* _Stated exercise_
Copy out all the lines where "fact" shows up.

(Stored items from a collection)

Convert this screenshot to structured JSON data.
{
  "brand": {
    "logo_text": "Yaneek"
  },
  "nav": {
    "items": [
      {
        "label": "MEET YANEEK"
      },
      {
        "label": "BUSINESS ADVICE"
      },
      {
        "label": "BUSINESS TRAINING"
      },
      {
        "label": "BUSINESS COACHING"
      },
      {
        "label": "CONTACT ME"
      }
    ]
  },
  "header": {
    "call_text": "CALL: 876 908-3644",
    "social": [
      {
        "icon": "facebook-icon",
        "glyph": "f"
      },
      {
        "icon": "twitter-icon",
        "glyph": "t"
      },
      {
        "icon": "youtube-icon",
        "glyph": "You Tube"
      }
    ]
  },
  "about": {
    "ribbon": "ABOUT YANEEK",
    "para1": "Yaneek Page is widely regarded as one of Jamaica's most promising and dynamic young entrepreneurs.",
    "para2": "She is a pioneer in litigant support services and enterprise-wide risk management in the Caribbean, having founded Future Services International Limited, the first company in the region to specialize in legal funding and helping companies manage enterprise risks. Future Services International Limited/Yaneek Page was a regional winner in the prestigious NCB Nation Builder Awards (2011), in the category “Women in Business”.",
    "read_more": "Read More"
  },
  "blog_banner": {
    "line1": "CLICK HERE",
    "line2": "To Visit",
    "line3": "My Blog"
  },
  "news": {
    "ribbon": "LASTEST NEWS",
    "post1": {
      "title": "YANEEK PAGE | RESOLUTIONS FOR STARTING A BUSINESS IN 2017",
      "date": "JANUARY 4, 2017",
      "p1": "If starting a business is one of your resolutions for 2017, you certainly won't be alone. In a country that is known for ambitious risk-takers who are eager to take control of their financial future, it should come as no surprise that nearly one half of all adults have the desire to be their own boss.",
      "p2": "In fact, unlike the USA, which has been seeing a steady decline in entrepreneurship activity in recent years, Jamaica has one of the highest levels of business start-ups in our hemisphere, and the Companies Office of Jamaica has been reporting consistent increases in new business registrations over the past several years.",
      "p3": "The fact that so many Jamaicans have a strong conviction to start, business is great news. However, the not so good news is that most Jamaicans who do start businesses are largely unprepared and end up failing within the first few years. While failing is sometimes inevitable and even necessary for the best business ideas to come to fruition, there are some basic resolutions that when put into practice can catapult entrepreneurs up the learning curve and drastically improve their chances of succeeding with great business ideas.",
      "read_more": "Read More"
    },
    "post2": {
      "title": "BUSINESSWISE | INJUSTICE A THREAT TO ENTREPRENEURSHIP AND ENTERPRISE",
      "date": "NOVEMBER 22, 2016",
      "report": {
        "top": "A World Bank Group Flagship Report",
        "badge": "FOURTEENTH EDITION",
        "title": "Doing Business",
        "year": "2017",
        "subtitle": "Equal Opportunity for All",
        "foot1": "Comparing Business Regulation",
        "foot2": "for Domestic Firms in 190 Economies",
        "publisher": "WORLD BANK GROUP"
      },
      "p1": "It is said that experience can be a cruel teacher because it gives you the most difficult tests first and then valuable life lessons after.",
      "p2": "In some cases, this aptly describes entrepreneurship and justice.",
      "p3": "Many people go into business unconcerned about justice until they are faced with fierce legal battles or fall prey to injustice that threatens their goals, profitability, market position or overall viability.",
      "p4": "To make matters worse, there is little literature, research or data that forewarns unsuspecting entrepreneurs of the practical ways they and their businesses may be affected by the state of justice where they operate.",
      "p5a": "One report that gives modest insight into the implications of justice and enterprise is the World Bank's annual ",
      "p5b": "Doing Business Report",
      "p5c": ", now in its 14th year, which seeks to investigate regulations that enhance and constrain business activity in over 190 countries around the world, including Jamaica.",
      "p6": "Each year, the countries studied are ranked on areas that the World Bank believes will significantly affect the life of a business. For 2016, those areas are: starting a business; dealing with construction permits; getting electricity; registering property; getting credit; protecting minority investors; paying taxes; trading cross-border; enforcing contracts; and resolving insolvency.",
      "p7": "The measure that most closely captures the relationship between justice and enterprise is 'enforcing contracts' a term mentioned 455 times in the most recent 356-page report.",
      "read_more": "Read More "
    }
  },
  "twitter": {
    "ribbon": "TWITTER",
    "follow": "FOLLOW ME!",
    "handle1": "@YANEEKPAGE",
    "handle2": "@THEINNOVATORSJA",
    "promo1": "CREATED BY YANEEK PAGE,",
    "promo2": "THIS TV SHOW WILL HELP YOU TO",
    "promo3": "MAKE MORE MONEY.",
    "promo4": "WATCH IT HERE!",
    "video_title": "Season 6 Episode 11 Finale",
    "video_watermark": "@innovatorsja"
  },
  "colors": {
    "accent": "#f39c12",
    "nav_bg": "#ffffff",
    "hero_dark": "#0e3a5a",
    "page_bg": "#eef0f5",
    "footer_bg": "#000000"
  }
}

* _Correct output_
      "p2": "In fact, unlike the USA, which has been seeing a steady decline in entrepreneurship activity in recent years, Jamaica has one of the highest levels of business start-ups in our hemisphere, and the Companies Office of Jamaica has been reporting consistent increases in new business registrations over the past several years.",
      "p3": "The fact that so many Jamaicans have a strong conviction to start, business is great news. However, the not so good news is that most Jamaicans who do start businesses are largely unprepared and end up failing within the first few years. While failing is sometimes inevitable and even necessary for the best business ideas to come to fruition, there are some basic resolutions that when put into practice can catapult entrepreneurs up the learning curve and drastically improve their chances of succeeding with great business ideas.",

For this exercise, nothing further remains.